### Source records

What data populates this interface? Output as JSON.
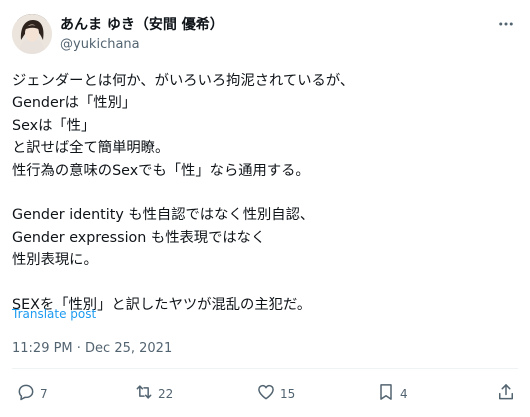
{
  "author": {
    "display_name": "あんま ゆき（安間 優希）",
    "handle": "@yukichana"
  },
  "tweet": {
    "lines": [
      "ジェンダーとは何か、がいろいろ拘泥されているが、",
      "Genderは「性別」",
      "Sexは「性」",
      "と訳せば全て簡単明瞭。",
      "性行為の意味のSexでも「性」なら通用する。",
      "",
      "Gender identity も性自認ではなく性別自認、",
      "Gender expression も性表現ではなく",
      "性別表現に。",
      "",
      "SEXを「性別」と訳したヤツが混乱の主犯だ。"
    ],
    "translate_label": "Translate post",
    "timestamp": "11:29 PM · Dec 25, 2021"
  },
  "actions": {
    "replies": "7",
    "reposts": "22",
    "likes": "15",
    "bookmarks": "4"
  },
  "icons": {
    "more": "more-horizontal-icon",
    "reply": "reply-icon",
    "repost": "repost-icon",
    "like": "heart-icon",
    "bookmark": "bookmark-icon",
    "share": "share-icon"
  },
  "colors": {
    "text": "#0f1419",
    "secondary": "#536471",
    "link": "#1d9bf0",
    "divider": "#eff3f4"
  }
}
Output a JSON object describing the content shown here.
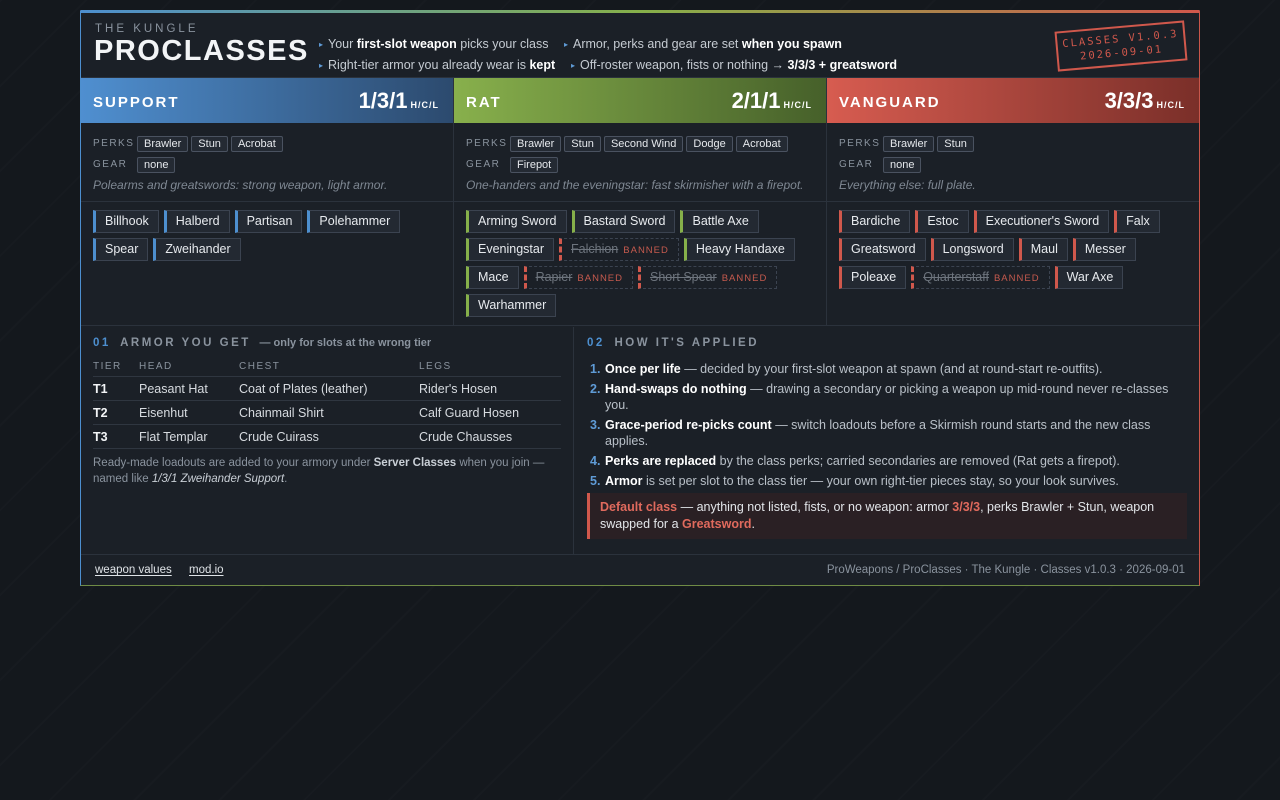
{
  "header": {
    "org": "THE KUNGLE",
    "title": "PROCLASSES",
    "highlights": [
      {
        "pre": "Your ",
        "bold": "first-slot weapon",
        "post": " picks your class"
      },
      {
        "pre": "Armor, perks and gear are set ",
        "bold": "when you spawn",
        "post": ""
      },
      {
        "pre": "Right-tier armor you already wear is ",
        "bold": "kept",
        "post": ""
      },
      {
        "pre": "Off-roster weapon, fists or nothing → ",
        "bold": "3/3/3 + greatsword",
        "post": ""
      }
    ],
    "stamp_line1": "CLASSES V1.0.3",
    "stamp_line2": "2026-09-01"
  },
  "classes": [
    {
      "name": "SUPPORT",
      "value": "1/3/1",
      "unit": "H/C/L",
      "color": "#4d8fcf",
      "perks_label": "PERKS",
      "perks": [
        "Brawler",
        "Stun",
        "Acrobat"
      ],
      "gear_label": "GEAR",
      "gear": [
        "none"
      ],
      "description": "Polearms and greatswords: strong weapon, light armor.",
      "weapons": [
        {
          "name": "Billhook"
        },
        {
          "name": "Halberd"
        },
        {
          "name": "Partisan"
        },
        {
          "name": "Polehammer"
        },
        {
          "name": "Spear"
        },
        {
          "name": "Zweihander"
        }
      ]
    },
    {
      "name": "RAT",
      "value": "2/1/1",
      "unit": "H/C/L",
      "color": "#86b04a",
      "perks_label": "PERKS",
      "perks": [
        "Brawler",
        "Stun",
        "Second Wind",
        "Dodge",
        "Acrobat"
      ],
      "gear_label": "GEAR",
      "gear": [
        "Firepot"
      ],
      "description": "One-handers and the eveningstar: fast skirmisher with a firepot.",
      "weapons": [
        {
          "name": "Arming Sword"
        },
        {
          "name": "Bastard Sword"
        },
        {
          "name": "Battle Axe"
        },
        {
          "name": "Eveningstar"
        },
        {
          "name": "Falchion",
          "banned": "BANNED"
        },
        {
          "name": "Heavy Handaxe"
        },
        {
          "name": "Mace"
        },
        {
          "name": "Rapier",
          "banned": "BANNED"
        },
        {
          "name": "Short Spear",
          "banned": "BANNED"
        },
        {
          "name": "Warhammer"
        }
      ]
    },
    {
      "name": "VANGUARD",
      "value": "3/3/3",
      "unit": "H/C/L",
      "color": "#d0584c",
      "perks_label": "PERKS",
      "perks": [
        "Brawler",
        "Stun"
      ],
      "gear_label": "GEAR",
      "gear": [
        "none"
      ],
      "description": "Everything else: full plate.",
      "weapons": [
        {
          "name": "Bardiche"
        },
        {
          "name": "Estoc"
        },
        {
          "name": "Executioner's Sword"
        },
        {
          "name": "Falx"
        },
        {
          "name": "Greatsword"
        },
        {
          "name": "Longsword"
        },
        {
          "name": "Maul"
        },
        {
          "name": "Messer"
        },
        {
          "name": "Poleaxe"
        },
        {
          "name": "Quarterstaff",
          "banned": "BANNED"
        },
        {
          "name": "War Axe"
        }
      ]
    }
  ],
  "armor": {
    "num": "01",
    "title": "ARMOR YOU GET",
    "subtitle": "— only for slots at the wrong tier",
    "headers": [
      "TIER",
      "HEAD",
      "CHEST",
      "LEGS"
    ],
    "rows": [
      [
        "T1",
        "Peasant Hat",
        "Coat of Plates (leather)",
        "Rider's Hosen"
      ],
      [
        "T2",
        "Eisenhut",
        "Chainmail Shirt",
        "Calf Guard Hosen"
      ],
      [
        "T3",
        "Flat Templar",
        "Crude Cuirass",
        "Crude Chausses"
      ]
    ],
    "note_pre": "Ready-made loadouts are added to your armory under ",
    "note_bold": "Server Classes",
    "note_mid": " when you join — named like ",
    "note_italic": "1/3/1 Zweihander Support",
    "note_post": "."
  },
  "applied": {
    "num": "02",
    "title": "HOW IT'S APPLIED",
    "items": [
      {
        "n": "1.",
        "bold": "Once per life",
        "text": " — decided by your first-slot weapon at spawn (and at round-start re-outfits)."
      },
      {
        "n": "2.",
        "bold": "Hand-swaps do nothing",
        "text": " — drawing a secondary or picking a weapon up mid-round never re-classes you."
      },
      {
        "n": "3.",
        "bold": "Grace-period re-picks count",
        "text": " — switch loadouts before a Skirmish round starts and the new class applies."
      },
      {
        "n": "4.",
        "bold": "Perks are replaced",
        "text": " by the class perks; carried secondaries are removed (Rat gets a firepot)."
      },
      {
        "n": "5.",
        "bold": "Armor",
        "text": " is set per slot to the class tier — your own right-tier pieces stay, so your look survives."
      }
    ],
    "default_label": "Default class",
    "default_pre": " — anything not listed, fists, or no weapon: armor ",
    "default_armor": "3/3/3",
    "default_mid": ", perks Brawler + Stun, weapon swapped for a ",
    "default_weapon": "Greatsword",
    "default_post": "."
  },
  "footer": {
    "links": [
      "weapon values",
      "mod.io"
    ],
    "right": "ProWeapons / ProClasses · The Kungle · Classes v1.0.3 · 2026-09-01"
  }
}
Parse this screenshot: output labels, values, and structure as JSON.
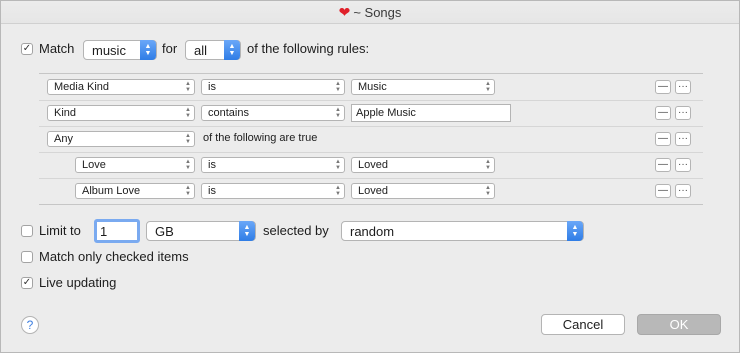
{
  "window": {
    "title": "~ Songs",
    "title_icon": "heart-icon"
  },
  "match": {
    "checkbox_checked": true,
    "label": "Match",
    "media_value": "music",
    "for_label": "for",
    "quantifier_value": "all",
    "suffix": "of the following rules:"
  },
  "rules": [
    {
      "field": "Media Kind",
      "operator": "is",
      "value": "Music",
      "value_type": "popup",
      "indent": 0
    },
    {
      "field": "Kind",
      "operator": "contains",
      "value": "Apple Music",
      "value_type": "text",
      "indent": 0
    },
    {
      "field": "Any",
      "nested_text": "of the following are true",
      "indent": 0
    },
    {
      "field": "Love",
      "operator": "is",
      "value": "Loved",
      "value_type": "popup",
      "indent": 1
    },
    {
      "field": "Album Love",
      "operator": "is",
      "value": "Loved",
      "value_type": "popup",
      "indent": 1
    }
  ],
  "rule_buttons": {
    "remove": "—",
    "more": "···"
  },
  "limit": {
    "checkbox_checked": false,
    "label": "Limit to",
    "amount": "1",
    "unit": "GB",
    "selected_by_label": "selected by",
    "selected_by_value": "random"
  },
  "match_checked": {
    "checkbox_checked": false,
    "label": "Match only checked items"
  },
  "live_updating": {
    "checkbox_checked": true,
    "label": "Live updating"
  },
  "footer": {
    "help": "?",
    "cancel": "Cancel",
    "ok": "OK"
  },
  "colors": {
    "accent": "#2f7de6",
    "heart": "#e0202a"
  }
}
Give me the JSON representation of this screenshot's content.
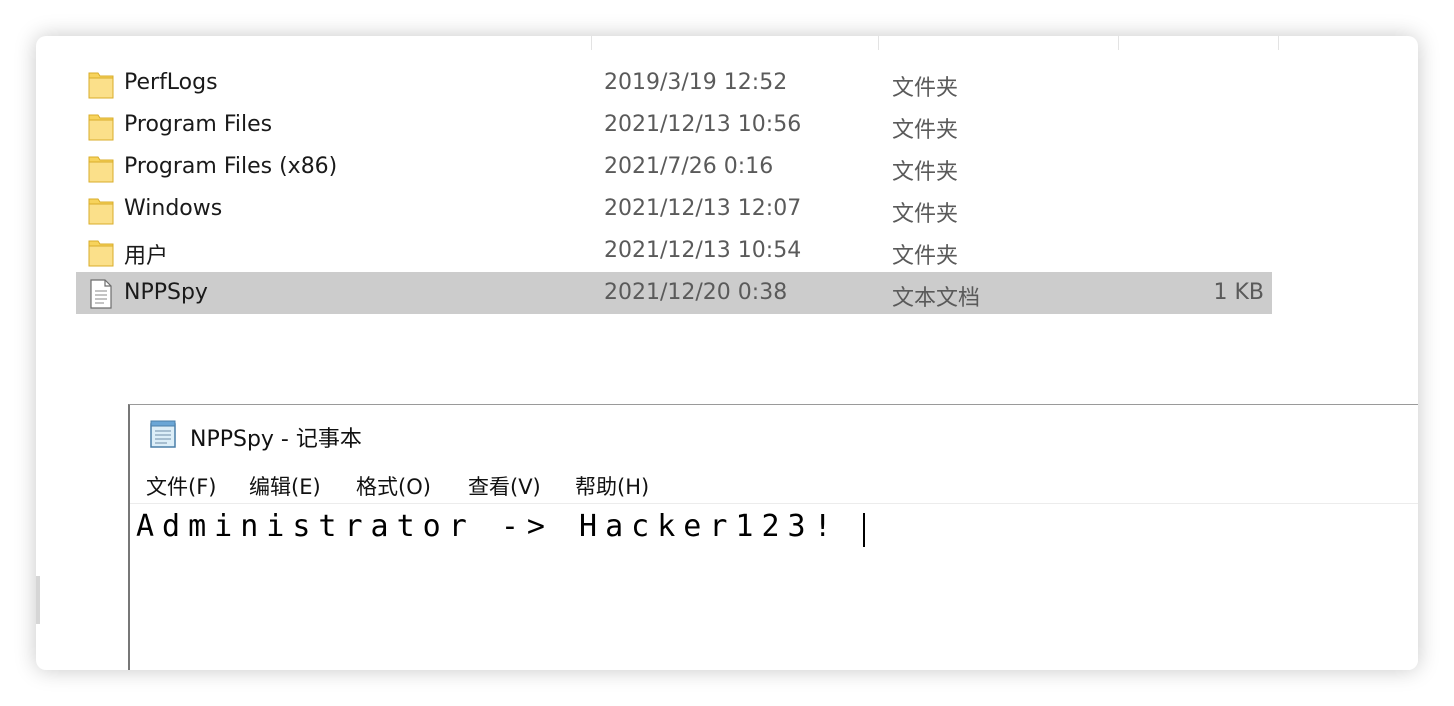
{
  "explorer": {
    "files": [
      {
        "name": "PerfLogs",
        "date": "2019/3/19 12:52",
        "type": "文件夹",
        "size": "",
        "icon": "folder-icon",
        "selected": false
      },
      {
        "name": "Program Files",
        "date": "2021/12/13 10:56",
        "type": "文件夹",
        "size": "",
        "icon": "folder-icon",
        "selected": false
      },
      {
        "name": "Program Files (x86)",
        "date": "2021/7/26 0:16",
        "type": "文件夹",
        "size": "",
        "icon": "folder-icon",
        "selected": false
      },
      {
        "name": "Windows",
        "date": "2021/12/13 12:07",
        "type": "文件夹",
        "size": "",
        "icon": "folder-icon",
        "selected": false
      },
      {
        "name": "用户",
        "date": "2021/12/13 10:54",
        "type": "文件夹",
        "size": "",
        "icon": "folder-icon",
        "selected": false
      },
      {
        "name": "NPPSpy",
        "date": "2021/12/20 0:38",
        "type": "文本文档",
        "size": "1 KB",
        "icon": "text-file-icon",
        "selected": true
      }
    ]
  },
  "notepad": {
    "title": "NPPSpy - 记事本",
    "icon": "notepad-icon",
    "menu": [
      "文件(F)",
      "编辑(E)",
      "格式(O)",
      "查看(V)",
      "帮助(H)"
    ],
    "content": "Administrator -> Hacker123!"
  },
  "colors": {
    "selection": "#cccccc",
    "folder": "#f7d35c",
    "secondary_text": "#5a5a5a"
  }
}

### Exercise directions
Which lines hold the word "when"? Copy all of them.

### Full answer
        "bold": "when you spawn",
    "note_mid": " when you join — named like ",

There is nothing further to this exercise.